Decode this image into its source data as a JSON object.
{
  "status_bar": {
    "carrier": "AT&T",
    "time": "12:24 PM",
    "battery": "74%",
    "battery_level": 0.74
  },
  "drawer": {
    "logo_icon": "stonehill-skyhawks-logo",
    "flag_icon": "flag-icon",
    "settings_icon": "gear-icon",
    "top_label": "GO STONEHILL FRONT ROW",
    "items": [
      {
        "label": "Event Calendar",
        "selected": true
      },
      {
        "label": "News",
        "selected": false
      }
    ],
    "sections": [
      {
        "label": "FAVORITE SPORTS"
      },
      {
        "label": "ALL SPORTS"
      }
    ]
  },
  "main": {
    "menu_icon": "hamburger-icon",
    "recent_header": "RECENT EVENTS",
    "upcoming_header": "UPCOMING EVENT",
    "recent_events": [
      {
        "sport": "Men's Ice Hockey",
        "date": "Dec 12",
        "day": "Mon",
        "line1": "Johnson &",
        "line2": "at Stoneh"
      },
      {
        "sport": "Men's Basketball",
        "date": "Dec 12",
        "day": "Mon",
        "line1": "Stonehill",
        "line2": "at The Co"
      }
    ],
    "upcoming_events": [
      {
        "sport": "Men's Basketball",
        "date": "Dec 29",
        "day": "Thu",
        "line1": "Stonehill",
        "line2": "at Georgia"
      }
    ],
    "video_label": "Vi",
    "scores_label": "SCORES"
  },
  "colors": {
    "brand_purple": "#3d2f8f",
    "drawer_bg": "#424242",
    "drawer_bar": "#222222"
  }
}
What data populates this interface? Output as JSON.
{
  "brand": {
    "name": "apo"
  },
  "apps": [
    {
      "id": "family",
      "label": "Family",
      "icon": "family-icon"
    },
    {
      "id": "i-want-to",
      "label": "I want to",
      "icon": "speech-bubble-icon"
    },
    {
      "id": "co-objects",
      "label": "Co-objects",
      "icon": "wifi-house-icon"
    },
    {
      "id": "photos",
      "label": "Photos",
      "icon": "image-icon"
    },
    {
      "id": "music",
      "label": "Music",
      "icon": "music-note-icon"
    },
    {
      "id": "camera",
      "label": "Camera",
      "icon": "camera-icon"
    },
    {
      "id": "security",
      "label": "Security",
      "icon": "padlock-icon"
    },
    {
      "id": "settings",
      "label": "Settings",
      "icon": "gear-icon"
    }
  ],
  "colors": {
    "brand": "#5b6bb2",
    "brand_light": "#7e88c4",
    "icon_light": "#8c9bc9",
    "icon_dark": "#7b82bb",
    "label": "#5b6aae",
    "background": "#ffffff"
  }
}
-=-=-=-=-
Each line of the listing above should be output exactly.

ANSWER TO THIS TASK:
Decode this image into its source data as a JSON object.
{
  "status_bar": {
    "carrier": "AT&T",
    "time": "12:24 PM",
    "battery": "74%",
    "battery_level": 0.74
  },
  "drawer": {
    "logo_icon": "stonehill-skyhawks-logo",
    "flag_icon": "flag-icon",
    "settings_icon": "gear-icon",
    "top_label": "GO STONEHILL FRONT ROW",
    "items": [
      {
        "label": "Event Calendar",
        "selected": true
      },
      {
        "label": "News",
        "selected": false
      }
    ],
    "sections": [
      {
        "label": "FAVORITE SPORTS"
      },
      {
        "label": "ALL SPORTS"
      }
    ]
  },
  "main": {
    "menu_icon": "hamburger-icon",
    "recent_header": "RECENT EVENTS",
    "upcoming_header": "UPCOMING EVENT",
    "recent_events": [
      {
        "sport": "Men's Ice Hockey",
        "date": "Dec 12",
        "day": "Mon",
        "line1": "Johnson &",
        "line2": "at Stoneh"
      },
      {
        "sport": "Men's Basketball",
        "date": "Dec 12",
        "day": "Mon",
        "line1": "Stonehill",
        "line2": "at The Co"
      }
    ],
    "upcoming_events": [
      {
        "sport": "Men's Basketball",
        "date": "Dec 29",
        "day": "Thu",
        "line1": "Stonehill",
        "line2": "at Georgia"
      }
    ],
    "video_label": "Vi",
    "scores_label": "SCORES"
  },
  "colors": {
    "brand_purple": "#3d2f8f",
    "drawer_bg": "#424242",
    "drawer_bar": "#222222"
  }
}
What data populates this interface? Output as JSON.
{
  "brand": {
    "name": "apo"
  },
  "apps": [
    {
      "id": "family",
      "label": "Family",
      "icon": "family-icon"
    },
    {
      "id": "i-want-to",
      "label": "I want to",
      "icon": "speech-bubble-icon"
    },
    {
      "id": "co-objects",
      "label": "Co-objects",
      "icon": "wifi-house-icon"
    },
    {
      "id": "photos",
      "label": "Photos",
      "icon": "image-icon"
    },
    {
      "id": "music",
      "label": "Music",
      "icon": "music-note-icon"
    },
    {
      "id": "camera",
      "label": "Camera",
      "icon": "camera-icon"
    },
    {
      "id": "security",
      "label": "Security",
      "icon": "padlock-icon"
    },
    {
      "id": "settings",
      "label": "Settings",
      "icon": "gear-icon"
    }
  ],
  "colors": {
    "brand": "#5b6bb2",
    "brand_light": "#7e88c4",
    "icon_light": "#8c9bc9",
    "icon_dark": "#7b82bb",
    "label": "#5b6aae",
    "background": "#ffffff"
  }
}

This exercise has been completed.